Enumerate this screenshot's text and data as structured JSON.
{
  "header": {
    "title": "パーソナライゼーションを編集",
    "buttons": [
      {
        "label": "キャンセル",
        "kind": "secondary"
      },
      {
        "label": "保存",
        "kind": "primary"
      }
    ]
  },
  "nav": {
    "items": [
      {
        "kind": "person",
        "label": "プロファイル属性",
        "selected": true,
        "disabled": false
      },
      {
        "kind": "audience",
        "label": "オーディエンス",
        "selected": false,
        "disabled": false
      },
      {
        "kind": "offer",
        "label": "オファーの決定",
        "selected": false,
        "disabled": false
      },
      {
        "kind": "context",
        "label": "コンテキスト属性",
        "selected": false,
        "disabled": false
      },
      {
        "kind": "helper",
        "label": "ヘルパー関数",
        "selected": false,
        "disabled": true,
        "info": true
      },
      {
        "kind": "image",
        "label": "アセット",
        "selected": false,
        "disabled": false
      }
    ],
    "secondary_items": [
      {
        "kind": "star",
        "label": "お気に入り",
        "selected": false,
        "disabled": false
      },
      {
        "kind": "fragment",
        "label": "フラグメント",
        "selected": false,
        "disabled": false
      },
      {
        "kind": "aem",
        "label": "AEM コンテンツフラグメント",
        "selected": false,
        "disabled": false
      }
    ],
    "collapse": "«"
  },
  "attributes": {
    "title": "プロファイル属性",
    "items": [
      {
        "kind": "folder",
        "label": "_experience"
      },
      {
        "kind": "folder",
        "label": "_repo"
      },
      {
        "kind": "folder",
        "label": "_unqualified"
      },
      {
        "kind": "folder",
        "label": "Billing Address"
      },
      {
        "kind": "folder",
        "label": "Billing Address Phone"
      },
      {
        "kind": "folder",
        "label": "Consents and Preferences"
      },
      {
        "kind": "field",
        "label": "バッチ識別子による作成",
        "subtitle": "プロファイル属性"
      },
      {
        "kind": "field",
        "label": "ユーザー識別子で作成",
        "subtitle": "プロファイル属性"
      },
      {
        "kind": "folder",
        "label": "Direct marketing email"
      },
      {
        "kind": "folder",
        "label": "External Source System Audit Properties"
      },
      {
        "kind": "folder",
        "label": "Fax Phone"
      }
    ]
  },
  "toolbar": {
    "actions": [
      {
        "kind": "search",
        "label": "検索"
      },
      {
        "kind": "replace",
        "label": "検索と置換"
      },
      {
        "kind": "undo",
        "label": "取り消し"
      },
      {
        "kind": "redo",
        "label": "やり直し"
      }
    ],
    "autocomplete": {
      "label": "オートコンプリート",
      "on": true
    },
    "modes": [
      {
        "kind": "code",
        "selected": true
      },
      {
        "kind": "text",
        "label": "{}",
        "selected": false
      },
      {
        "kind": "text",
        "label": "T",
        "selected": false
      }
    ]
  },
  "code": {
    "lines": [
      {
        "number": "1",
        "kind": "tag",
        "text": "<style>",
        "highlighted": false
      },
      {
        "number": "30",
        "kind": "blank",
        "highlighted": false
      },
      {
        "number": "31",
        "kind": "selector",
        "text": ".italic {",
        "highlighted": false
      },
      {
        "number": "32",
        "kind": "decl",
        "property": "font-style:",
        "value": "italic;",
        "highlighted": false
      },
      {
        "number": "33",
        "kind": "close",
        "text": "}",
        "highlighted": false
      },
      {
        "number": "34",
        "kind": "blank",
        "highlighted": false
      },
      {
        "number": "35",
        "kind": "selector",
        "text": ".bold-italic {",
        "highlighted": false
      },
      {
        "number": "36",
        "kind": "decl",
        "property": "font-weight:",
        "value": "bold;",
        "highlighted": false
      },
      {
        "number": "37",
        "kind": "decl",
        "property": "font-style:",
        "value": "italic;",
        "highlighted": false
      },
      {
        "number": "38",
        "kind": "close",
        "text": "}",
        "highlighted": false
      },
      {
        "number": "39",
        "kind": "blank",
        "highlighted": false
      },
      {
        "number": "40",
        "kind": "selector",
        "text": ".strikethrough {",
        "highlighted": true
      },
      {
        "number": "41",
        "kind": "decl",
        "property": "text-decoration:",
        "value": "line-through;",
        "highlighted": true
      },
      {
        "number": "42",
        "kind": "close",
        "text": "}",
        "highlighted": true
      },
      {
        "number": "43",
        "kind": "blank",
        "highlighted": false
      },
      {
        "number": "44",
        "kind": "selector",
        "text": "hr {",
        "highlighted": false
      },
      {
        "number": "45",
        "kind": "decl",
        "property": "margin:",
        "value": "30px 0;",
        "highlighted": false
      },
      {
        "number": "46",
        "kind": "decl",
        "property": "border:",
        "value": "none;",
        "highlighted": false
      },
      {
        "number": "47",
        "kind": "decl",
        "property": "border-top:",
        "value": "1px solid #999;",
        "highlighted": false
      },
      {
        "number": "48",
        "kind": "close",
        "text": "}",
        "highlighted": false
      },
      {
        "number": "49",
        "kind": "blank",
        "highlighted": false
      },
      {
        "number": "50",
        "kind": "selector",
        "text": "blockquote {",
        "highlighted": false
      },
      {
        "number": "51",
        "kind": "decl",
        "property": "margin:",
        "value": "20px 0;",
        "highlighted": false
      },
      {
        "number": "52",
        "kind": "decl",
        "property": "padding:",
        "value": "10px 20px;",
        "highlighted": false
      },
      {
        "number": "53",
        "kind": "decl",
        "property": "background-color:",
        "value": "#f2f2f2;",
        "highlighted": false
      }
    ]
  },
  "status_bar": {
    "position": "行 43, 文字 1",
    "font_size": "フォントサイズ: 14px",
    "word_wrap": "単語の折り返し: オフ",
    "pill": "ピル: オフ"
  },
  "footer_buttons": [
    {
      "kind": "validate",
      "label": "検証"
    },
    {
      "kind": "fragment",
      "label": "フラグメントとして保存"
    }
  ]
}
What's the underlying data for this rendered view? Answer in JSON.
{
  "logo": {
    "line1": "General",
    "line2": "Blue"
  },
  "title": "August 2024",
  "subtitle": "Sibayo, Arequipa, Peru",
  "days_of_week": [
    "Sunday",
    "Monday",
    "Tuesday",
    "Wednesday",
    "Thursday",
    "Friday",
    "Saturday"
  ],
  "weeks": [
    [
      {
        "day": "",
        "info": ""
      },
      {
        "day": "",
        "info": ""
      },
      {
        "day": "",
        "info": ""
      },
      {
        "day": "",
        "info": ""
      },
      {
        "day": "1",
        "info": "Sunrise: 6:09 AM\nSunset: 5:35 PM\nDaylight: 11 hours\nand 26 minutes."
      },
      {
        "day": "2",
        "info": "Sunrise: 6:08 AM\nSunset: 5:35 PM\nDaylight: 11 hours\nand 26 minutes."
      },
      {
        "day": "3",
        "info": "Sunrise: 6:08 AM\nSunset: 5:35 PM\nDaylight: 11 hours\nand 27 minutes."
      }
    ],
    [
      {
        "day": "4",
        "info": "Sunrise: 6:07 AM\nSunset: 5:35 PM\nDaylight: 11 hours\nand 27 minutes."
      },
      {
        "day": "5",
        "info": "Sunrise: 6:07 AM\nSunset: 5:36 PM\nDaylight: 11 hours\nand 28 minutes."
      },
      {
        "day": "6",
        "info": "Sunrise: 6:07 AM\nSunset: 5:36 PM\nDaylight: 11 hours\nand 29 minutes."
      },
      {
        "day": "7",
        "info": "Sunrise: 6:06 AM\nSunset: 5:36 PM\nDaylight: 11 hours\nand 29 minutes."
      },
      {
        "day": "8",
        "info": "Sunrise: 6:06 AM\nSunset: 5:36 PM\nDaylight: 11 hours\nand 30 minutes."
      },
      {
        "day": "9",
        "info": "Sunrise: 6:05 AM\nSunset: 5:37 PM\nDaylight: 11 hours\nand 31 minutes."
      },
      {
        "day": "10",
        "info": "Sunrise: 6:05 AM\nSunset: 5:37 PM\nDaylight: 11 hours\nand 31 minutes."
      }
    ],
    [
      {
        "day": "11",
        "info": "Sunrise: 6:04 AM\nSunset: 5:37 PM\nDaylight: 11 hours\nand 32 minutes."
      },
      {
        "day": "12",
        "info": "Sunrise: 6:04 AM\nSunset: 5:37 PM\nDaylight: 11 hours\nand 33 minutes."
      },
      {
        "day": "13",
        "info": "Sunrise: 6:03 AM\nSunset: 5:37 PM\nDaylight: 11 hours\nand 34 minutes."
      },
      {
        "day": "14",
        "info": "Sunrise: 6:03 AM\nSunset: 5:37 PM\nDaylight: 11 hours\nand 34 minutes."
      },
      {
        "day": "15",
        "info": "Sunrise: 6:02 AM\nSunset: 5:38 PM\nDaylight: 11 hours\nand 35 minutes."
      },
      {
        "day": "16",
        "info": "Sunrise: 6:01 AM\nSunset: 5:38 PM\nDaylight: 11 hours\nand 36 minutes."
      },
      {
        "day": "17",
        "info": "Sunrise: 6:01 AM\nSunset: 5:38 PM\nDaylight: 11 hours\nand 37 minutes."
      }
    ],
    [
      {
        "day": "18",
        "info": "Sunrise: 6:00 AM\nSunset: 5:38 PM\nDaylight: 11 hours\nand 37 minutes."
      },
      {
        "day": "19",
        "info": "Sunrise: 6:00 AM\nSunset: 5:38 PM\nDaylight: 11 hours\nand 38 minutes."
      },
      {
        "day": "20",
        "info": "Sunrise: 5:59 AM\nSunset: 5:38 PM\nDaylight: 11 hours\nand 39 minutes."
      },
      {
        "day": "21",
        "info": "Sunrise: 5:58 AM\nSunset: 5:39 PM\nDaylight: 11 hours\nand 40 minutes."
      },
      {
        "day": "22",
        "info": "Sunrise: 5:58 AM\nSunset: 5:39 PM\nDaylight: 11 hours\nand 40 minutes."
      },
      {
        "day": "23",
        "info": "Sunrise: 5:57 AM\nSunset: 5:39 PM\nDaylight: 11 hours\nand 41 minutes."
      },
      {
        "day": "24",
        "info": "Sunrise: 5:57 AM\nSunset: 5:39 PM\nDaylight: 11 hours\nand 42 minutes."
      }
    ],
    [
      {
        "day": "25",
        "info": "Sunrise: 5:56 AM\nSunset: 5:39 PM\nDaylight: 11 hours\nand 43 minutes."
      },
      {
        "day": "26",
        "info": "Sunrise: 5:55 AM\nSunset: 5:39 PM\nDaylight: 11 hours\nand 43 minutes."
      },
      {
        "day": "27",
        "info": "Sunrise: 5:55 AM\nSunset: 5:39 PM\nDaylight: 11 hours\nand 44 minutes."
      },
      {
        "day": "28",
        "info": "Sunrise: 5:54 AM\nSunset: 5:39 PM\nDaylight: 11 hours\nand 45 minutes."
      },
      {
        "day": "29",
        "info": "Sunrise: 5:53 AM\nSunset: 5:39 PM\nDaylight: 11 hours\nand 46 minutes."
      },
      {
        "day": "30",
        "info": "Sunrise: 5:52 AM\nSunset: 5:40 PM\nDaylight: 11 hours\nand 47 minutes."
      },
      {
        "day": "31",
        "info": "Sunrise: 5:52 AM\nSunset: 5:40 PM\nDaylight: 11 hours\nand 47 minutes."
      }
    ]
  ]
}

WHAT IS NEEDED: Copy, from the material, each line that holds the string "data".

RESULT FOR THIS EXERCISE:
Enumerate this screenshot's text and data as structured JSON.
What's the underlying data for this rendered view? Answer in JSON.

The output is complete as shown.